** Exercise aim **
Omit every picture, then give all the entries again exactly.

#####

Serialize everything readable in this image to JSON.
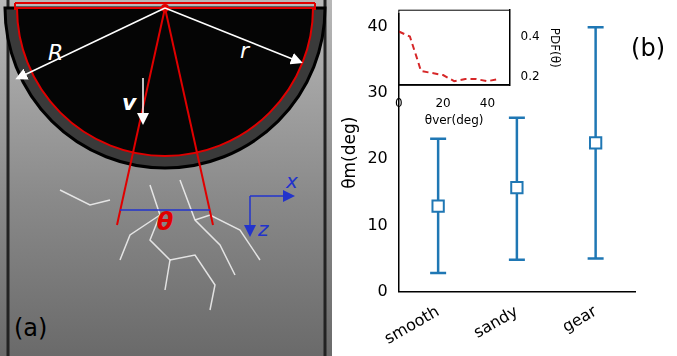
{
  "panel_a": {
    "label": "(a)",
    "labels": {
      "R": "R",
      "r": "r",
      "v": "v",
      "theta": "θ",
      "x": "x",
      "z": "z"
    }
  },
  "chart_data": [
    {
      "type": "scatter",
      "categories": [
        "smooth",
        "sandy",
        "gear"
      ],
      "values": [
        12.9,
        15.7,
        22.5
      ],
      "error_min": [
        2.8,
        4.8,
        5.0
      ],
      "error_max": [
        23.1,
        26.3,
        40.0
      ],
      "color": "#1f77b4",
      "marker": "square",
      "y_label": "θm(deg)",
      "ylim": [
        0,
        42
      ],
      "yticks": [
        0,
        10,
        20,
        30,
        40
      ],
      "grid": false,
      "annotations": [
        "(b)"
      ]
    },
    {
      "type": "line",
      "x": [
        0,
        3,
        5,
        8,
        10,
        15,
        20,
        25,
        30,
        35,
        40,
        45
      ],
      "values": [
        0.425,
        0.41,
        0.4,
        0.3,
        0.23,
        0.22,
        0.21,
        0.18,
        0.19,
        0.19,
        0.18,
        0.19
      ],
      "color": "#d62728",
      "line_style": "dashed",
      "x_label": "θver(deg)",
      "y_label": "PDF(θ)",
      "xlim": [
        0,
        50
      ],
      "xticks": [
        0,
        20,
        40
      ],
      "ylim": [
        0.16,
        0.53
      ],
      "yticks": [
        0.2,
        0.4
      ],
      "grid": false
    }
  ]
}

#####

** Reply **
Serialize everything readable in this image to JSON.
{
  "panel_a": {
    "label": "(a)",
    "labels": {
      "R": "R",
      "r": "r",
      "v": "v",
      "theta": "θ",
      "x": "x",
      "z": "z"
    }
  },
  "chart_data": [
    {
      "type": "scatter",
      "categories": [
        "smooth",
        "sandy",
        "gear"
      ],
      "values": [
        12.9,
        15.7,
        22.5
      ],
      "error_min": [
        2.8,
        4.8,
        5.0
      ],
      "error_max": [
        23.1,
        26.3,
        40.0
      ],
      "color": "#1f77b4",
      "marker": "square",
      "y_label": "θm(deg)",
      "ylim": [
        0,
        42
      ],
      "yticks": [
        0,
        10,
        20,
        30,
        40
      ],
      "grid": false,
      "annotations": [
        "(b)"
      ]
    },
    {
      "type": "line",
      "x": [
        0,
        3,
        5,
        8,
        10,
        15,
        20,
        25,
        30,
        35,
        40,
        45
      ],
      "values": [
        0.425,
        0.41,
        0.4,
        0.3,
        0.23,
        0.22,
        0.21,
        0.18,
        0.19,
        0.19,
        0.18,
        0.19
      ],
      "color": "#d62728",
      "line_style": "dashed",
      "x_label": "θver(deg)",
      "y_label": "PDF(θ)",
      "xlim": [
        0,
        50
      ],
      "xticks": [
        0,
        20,
        40
      ],
      "ylim": [
        0.16,
        0.53
      ],
      "yticks": [
        0.2,
        0.4
      ],
      "grid": false
    }
  ]
}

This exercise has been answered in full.